Brief
Select every line containing the word "Толщина" from the material, and copy those lines.

Supplied records
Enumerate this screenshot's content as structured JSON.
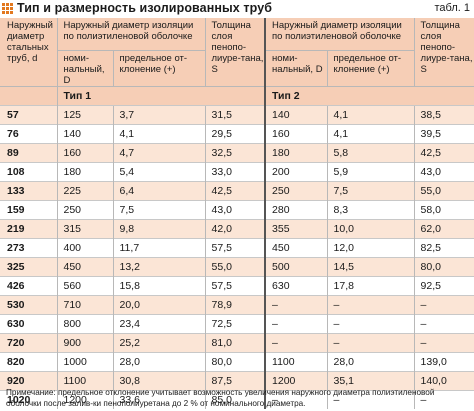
{
  "title": "Тип и размерность изолированных труб",
  "table_no": "табл. 1",
  "headers": {
    "pipe_diameter": "Наружный диаметр стальных труб, d",
    "type1_shell": "Наружный диаметр изоляции по полиэтиленовой оболочке",
    "nominal": "номи-нальный, D",
    "tolerance": "предельное от-клонение (+)",
    "thickness": "Толщина слоя пенопо-лиуре-тана, S",
    "type2_shell": "Наружный диаметр изоляции по полиэтиленовой оболочке",
    "nominal2": "номи-нальный, D",
    "tolerance2": "предельное от-клонение (+)",
    "thickness2": "Толщина слоя пенопо-лиуре-тана, S",
    "type1": "Тип 1",
    "type2": "Тип 2"
  },
  "rows": [
    {
      "d": "57",
      "d1": "125",
      "t1": "3,7",
      "s1": "31,5",
      "d2": "140",
      "t2": "4,1",
      "s2": "38,5"
    },
    {
      "d": "76",
      "d1": "140",
      "t1": "4,1",
      "s1": "29,5",
      "d2": "160",
      "t2": "4,1",
      "s2": "39,5"
    },
    {
      "d": "89",
      "d1": "160",
      "t1": "4,7",
      "s1": "32,5",
      "d2": "180",
      "t2": "5,8",
      "s2": "42,5"
    },
    {
      "d": "108",
      "d1": "180",
      "t1": "5,4",
      "s1": "33,0",
      "d2": "200",
      "t2": "5,9",
      "s2": "43,0"
    },
    {
      "d": "133",
      "d1": "225",
      "t1": "6,4",
      "s1": "42,5",
      "d2": "250",
      "t2": "7,5",
      "s2": "55,0"
    },
    {
      "d": "159",
      "d1": "250",
      "t1": "7,5",
      "s1": "43,0",
      "d2": "280",
      "t2": "8,3",
      "s2": "58,0"
    },
    {
      "d": "219",
      "d1": "315",
      "t1": "9,8",
      "s1": "42,0",
      "d2": "355",
      "t2": "10,0",
      "s2": "62,0"
    },
    {
      "d": "273",
      "d1": "400",
      "t1": "11,7",
      "s1": "57,5",
      "d2": "450",
      "t2": "12,0",
      "s2": "82,5"
    },
    {
      "d": "325",
      "d1": "450",
      "t1": "13,2",
      "s1": "55,0",
      "d2": "500",
      "t2": "14,5",
      "s2": "80,0"
    },
    {
      "d": "426",
      "d1": "560",
      "t1": "15,8",
      "s1": "57,5",
      "d2": "630",
      "t2": "17,8",
      "s2": "92,5"
    },
    {
      "d": "530",
      "d1": "710",
      "t1": "20,0",
      "s1": "78,9",
      "d2": "–",
      "t2": "–",
      "s2": "–"
    },
    {
      "d": "630",
      "d1": "800",
      "t1": "23,4",
      "s1": "72,5",
      "d2": "–",
      "t2": "–",
      "s2": "–"
    },
    {
      "d": "720",
      "d1": "900",
      "t1": "25,2",
      "s1": "81,0",
      "d2": "–",
      "t2": "–",
      "s2": "–"
    },
    {
      "d": "820",
      "d1": "1000",
      "t1": "28,0",
      "s1": "80,0",
      "d2": "1100",
      "t2": "28,0",
      "s2": "139,0"
    },
    {
      "d": "920",
      "d1": "1100",
      "t1": "30,8",
      "s1": "87,5",
      "d2": "1200",
      "t2": "35,1",
      "s2": "140,0"
    },
    {
      "d": "1020",
      "d1": "1200",
      "t1": "33,6",
      "s1": "85,0",
      "d2": "–",
      "t2": "–",
      "s2": "–"
    }
  ],
  "note": "Примечание: предельное отклонение учитывает возможность увеличения наружного диаметра полиэтиленовой оболочки после залив-ки пенополиуретана до 2 % от номинального диаметра.",
  "colors": {
    "header_bg": "#f6ceb6",
    "alt_row": "#fbe5d6",
    "accent": "#e2781f"
  }
}
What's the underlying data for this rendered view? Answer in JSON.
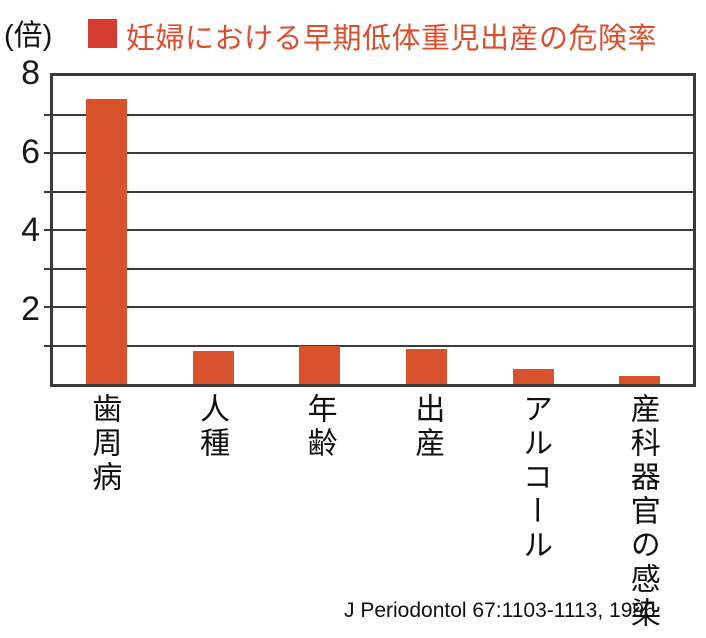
{
  "header": {
    "unit_label": "(倍)",
    "title": "妊婦における早期低体重児出産の危険率"
  },
  "colors": {
    "bar": "#d9522e",
    "legend_swatch": "#d73c30",
    "title_text": "#dd4e2c",
    "axis": "#3b3b3b",
    "text": "#111111"
  },
  "chart_data": {
    "type": "bar",
    "title": "妊婦における早期低体重児出産の危険率",
    "ylabel": "(倍)",
    "xlabel": "",
    "categories": [
      "歯周病",
      "人種",
      "年齢",
      "出産",
      "アルコール",
      "産科器官の感染"
    ],
    "values": [
      7.4,
      0.85,
      1.0,
      0.9,
      0.4,
      0.2
    ],
    "ylim": [
      0,
      8
    ],
    "ytick_labels": [
      8,
      6,
      4,
      2
    ],
    "gridline_values": [
      1,
      2,
      3,
      4,
      5,
      6,
      7
    ],
    "grid": "horizontal",
    "legend_position": "top",
    "bar_color": "#d9522e"
  },
  "footer": {
    "citation": "J Periodontol 67:1103-1113, 1996."
  }
}
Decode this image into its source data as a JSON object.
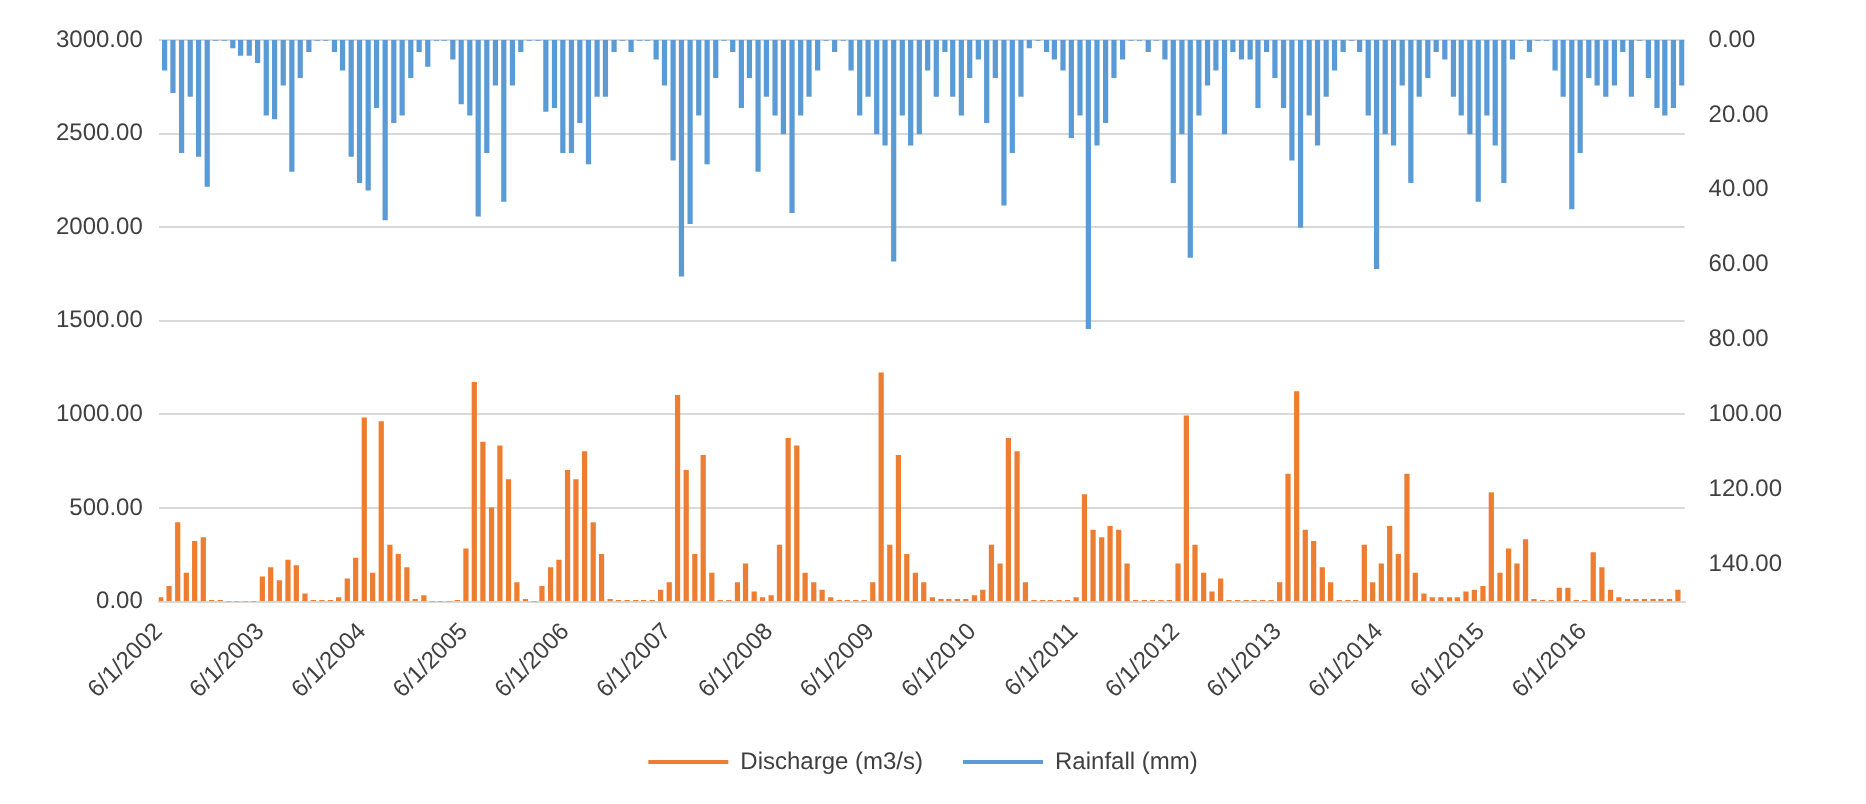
{
  "chart_data": {
    "type": "bar",
    "grid": "y",
    "legend": "bottom",
    "x": [
      "2002-06-15",
      "2002-07-15",
      "2002-08-15",
      "2002-09-15",
      "2002-10-15",
      "2002-11-15",
      "2002-12-15",
      "2003-01-15",
      "2003-02-15",
      "2003-03-15",
      "2003-04-15",
      "2003-05-15",
      "2003-06-15",
      "2003-07-15",
      "2003-08-15",
      "2003-09-15",
      "2003-10-15",
      "2003-11-15",
      "2003-12-15",
      "2004-01-15",
      "2004-02-15",
      "2004-03-15",
      "2004-04-15",
      "2004-05-15",
      "2004-06-15",
      "2004-07-15",
      "2004-08-15",
      "2004-09-15",
      "2004-10-15",
      "2004-11-15",
      "2004-12-15",
      "2005-01-15",
      "2005-02-15",
      "2005-03-15",
      "2005-04-15",
      "2005-05-15",
      "2005-06-15",
      "2005-07-15",
      "2005-08-15",
      "2005-09-15",
      "2005-10-15",
      "2005-11-15",
      "2005-12-15",
      "2006-01-15",
      "2006-02-15",
      "2006-03-15",
      "2006-04-15",
      "2006-05-15",
      "2006-06-15",
      "2006-07-15",
      "2006-08-15",
      "2006-09-15",
      "2006-10-15",
      "2006-11-15",
      "2006-12-15",
      "2007-01-15",
      "2007-02-15",
      "2007-03-15",
      "2007-04-15",
      "2007-05-15",
      "2007-06-15",
      "2007-07-15",
      "2007-08-15",
      "2007-09-15",
      "2007-10-15",
      "2007-11-15",
      "2007-12-15",
      "2008-01-15",
      "2008-02-15",
      "2008-03-15",
      "2008-04-15",
      "2008-05-15",
      "2008-06-15",
      "2008-07-15",
      "2008-08-15",
      "2008-09-15",
      "2008-10-15",
      "2008-11-15",
      "2008-12-15",
      "2009-01-15",
      "2009-02-15",
      "2009-03-15",
      "2009-04-15",
      "2009-05-15",
      "2009-06-15",
      "2009-07-15",
      "2009-08-15",
      "2009-09-15",
      "2009-10-15",
      "2009-11-15",
      "2009-12-15",
      "2010-01-15",
      "2010-02-15",
      "2010-03-15",
      "2010-04-15",
      "2010-05-15",
      "2010-06-15",
      "2010-07-15",
      "2010-08-15",
      "2010-09-15",
      "2010-10-15",
      "2010-11-15",
      "2010-12-15",
      "2011-01-15",
      "2011-02-15",
      "2011-03-15",
      "2011-04-15",
      "2011-05-15",
      "2011-06-15",
      "2011-07-15",
      "2011-08-15",
      "2011-09-15",
      "2011-10-15",
      "2011-11-15",
      "2011-12-15",
      "2012-01-15",
      "2012-02-15",
      "2012-03-15",
      "2012-04-15",
      "2012-05-15",
      "2012-06-15",
      "2012-07-15",
      "2012-08-15",
      "2012-09-15",
      "2012-10-15",
      "2012-11-15",
      "2012-12-15",
      "2013-01-15",
      "2013-02-15",
      "2013-03-15",
      "2013-04-15",
      "2013-05-15",
      "2013-06-15",
      "2013-07-15",
      "2013-08-15",
      "2013-09-15",
      "2013-10-15",
      "2013-11-15",
      "2013-12-15",
      "2014-01-15",
      "2014-02-15",
      "2014-03-15",
      "2014-04-15",
      "2014-05-15",
      "2014-06-15",
      "2014-07-15",
      "2014-08-15",
      "2014-09-15",
      "2014-10-15",
      "2014-11-15",
      "2014-12-15",
      "2015-01-15",
      "2015-02-15",
      "2015-03-15",
      "2015-04-15",
      "2015-05-15",
      "2015-06-15",
      "2015-07-15",
      "2015-08-15",
      "2015-09-15",
      "2015-10-15",
      "2015-11-15",
      "2015-12-15",
      "2016-01-15",
      "2016-02-15",
      "2016-03-15",
      "2016-04-15",
      "2016-05-15",
      "2016-06-15",
      "2016-07-15",
      "2016-08-15",
      "2016-09-15",
      "2016-10-15",
      "2016-11-15",
      "2016-12-15",
      "2017-01-15",
      "2017-02-15",
      "2017-03-15",
      "2017-04-15",
      "2017-05-15"
    ],
    "xlim": [
      "2002-06-01",
      "2017-06-01"
    ],
    "xticks": [
      {
        "value": "2002-06-01",
        "label": "6/1/2002"
      },
      {
        "value": "2003-06-01",
        "label": "6/1/2003"
      },
      {
        "value": "2004-06-01",
        "label": "6/1/2004"
      },
      {
        "value": "2005-06-01",
        "label": "6/1/2005"
      },
      {
        "value": "2006-06-01",
        "label": "6/1/2006"
      },
      {
        "value": "2007-06-01",
        "label": "6/1/2007"
      },
      {
        "value": "2008-06-01",
        "label": "6/1/2008"
      },
      {
        "value": "2009-06-01",
        "label": "6/1/2009"
      },
      {
        "value": "2010-06-01",
        "label": "6/1/2010"
      },
      {
        "value": "2011-06-01",
        "label": "6/1/2011"
      },
      {
        "value": "2012-06-01",
        "label": "6/1/2012"
      },
      {
        "value": "2013-06-01",
        "label": "6/1/2013"
      },
      {
        "value": "2014-06-01",
        "label": "6/1/2014"
      },
      {
        "value": "2015-06-01",
        "label": "6/1/2015"
      },
      {
        "value": "2016-06-01",
        "label": "6/1/2016"
      }
    ],
    "ylim": [
      0,
      3000
    ],
    "yticks": [
      {
        "value": 0,
        "label": "0.00"
      },
      {
        "value": 500,
        "label": "500.00"
      },
      {
        "value": 1000,
        "label": "1000.00"
      },
      {
        "value": 1500,
        "label": "1500.00"
      },
      {
        "value": 2000,
        "label": "2000.00"
      },
      {
        "value": 2500,
        "label": "2500.00"
      },
      {
        "value": 3000,
        "label": "3000.00"
      }
    ],
    "y2lim": [
      150,
      0
    ],
    "y2ticks": [
      {
        "value": 0,
        "label": "0.00"
      },
      {
        "value": 20,
        "label": "20.00"
      },
      {
        "value": 40,
        "label": "40.00"
      },
      {
        "value": 60,
        "label": "60.00"
      },
      {
        "value": 80,
        "label": "80.00"
      },
      {
        "value": 100,
        "label": "100.00"
      },
      {
        "value": 120,
        "label": "120.00"
      },
      {
        "value": 140,
        "label": "140.00"
      }
    ],
    "series": [
      {
        "name": "Discharge (m3/s)",
        "color": "#ed7d31",
        "values": [
          20,
          80,
          420,
          150,
          320,
          340,
          5,
          5,
          0,
          0,
          0,
          0,
          130,
          180,
          110,
          220,
          190,
          40,
          5,
          5,
          5,
          20,
          120,
          230,
          980,
          150,
          960,
          300,
          250,
          180,
          10,
          30,
          0,
          0,
          0,
          5,
          280,
          1170,
          850,
          500,
          830,
          650,
          100,
          10,
          0,
          80,
          180,
          220,
          700,
          650,
          800,
          420,
          250,
          10,
          5,
          5,
          5,
          5,
          5,
          60,
          100,
          1100,
          700,
          250,
          780,
          150,
          5,
          5,
          100,
          200,
          50,
          20,
          30,
          300,
          870,
          830,
          150,
          100,
          60,
          20,
          5,
          5,
          5,
          5,
          100,
          1220,
          300,
          780,
          250,
          150,
          100,
          20,
          10,
          10,
          10,
          10,
          30,
          60,
          300,
          200,
          870,
          800,
          100,
          5,
          5,
          5,
          5,
          5,
          20,
          570,
          380,
          340,
          400,
          380,
          200,
          5,
          5,
          5,
          5,
          5,
          200,
          990,
          300,
          150,
          50,
          120,
          5,
          5,
          5,
          5,
          5,
          5,
          100,
          680,
          1120,
          380,
          320,
          180,
          100,
          5,
          5,
          5,
          300,
          100,
          200,
          400,
          250,
          680,
          150,
          40,
          20,
          20,
          20,
          20,
          50,
          60,
          80,
          580,
          150,
          280,
          200,
          330,
          10,
          5,
          5,
          70,
          70,
          5,
          5,
          260,
          180,
          60,
          20,
          10,
          10,
          10,
          10,
          10,
          10,
          60
        ]
      },
      {
        "name": "Rainfall (mm)",
        "color": "#5b9bd5",
        "axis": "y2",
        "values": [
          8,
          14,
          30,
          15,
          31,
          39,
          0,
          0,
          2,
          4,
          4,
          6,
          20,
          21,
          12,
          35,
          10,
          3,
          0,
          0,
          3,
          8,
          31,
          38,
          40,
          18,
          48,
          22,
          20,
          10,
          3,
          7,
          0,
          0,
          5,
          17,
          20,
          47,
          30,
          12,
          43,
          12,
          3,
          0,
          0,
          19,
          18,
          30,
          30,
          22,
          33,
          15,
          15,
          3,
          0,
          3,
          0,
          0,
          5,
          12,
          32,
          63,
          49,
          20,
          33,
          10,
          0,
          3,
          18,
          10,
          35,
          15,
          20,
          25,
          46,
          20,
          15,
          8,
          0,
          3,
          0,
          8,
          20,
          15,
          25,
          28,
          59,
          20,
          28,
          25,
          8,
          15,
          3,
          15,
          20,
          10,
          5,
          22,
          10,
          44,
          30,
          15,
          2,
          0,
          3,
          5,
          8,
          26,
          20,
          77,
          28,
          22,
          10,
          5,
          0,
          0,
          3,
          0,
          5,
          38,
          25,
          58,
          20,
          12,
          8,
          25,
          3,
          5,
          5,
          18,
          3,
          10,
          18,
          32,
          50,
          20,
          28,
          15,
          8,
          3,
          0,
          3,
          20,
          61,
          25,
          28,
          12,
          38,
          15,
          10,
          3,
          5,
          15,
          20,
          25,
          43,
          20,
          28,
          38,
          5,
          0,
          3,
          0,
          0,
          8,
          15,
          45,
          30,
          10,
          12,
          15,
          12,
          3,
          15,
          0,
          10,
          18,
          20,
          18,
          12
        ]
      }
    ]
  }
}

Answer to this exercise
    "thickness": "Толщина слоя пенопо-лиуре-тана, S",
    "thickness2": "Толщина слоя пенопо-лиуре-тана, S",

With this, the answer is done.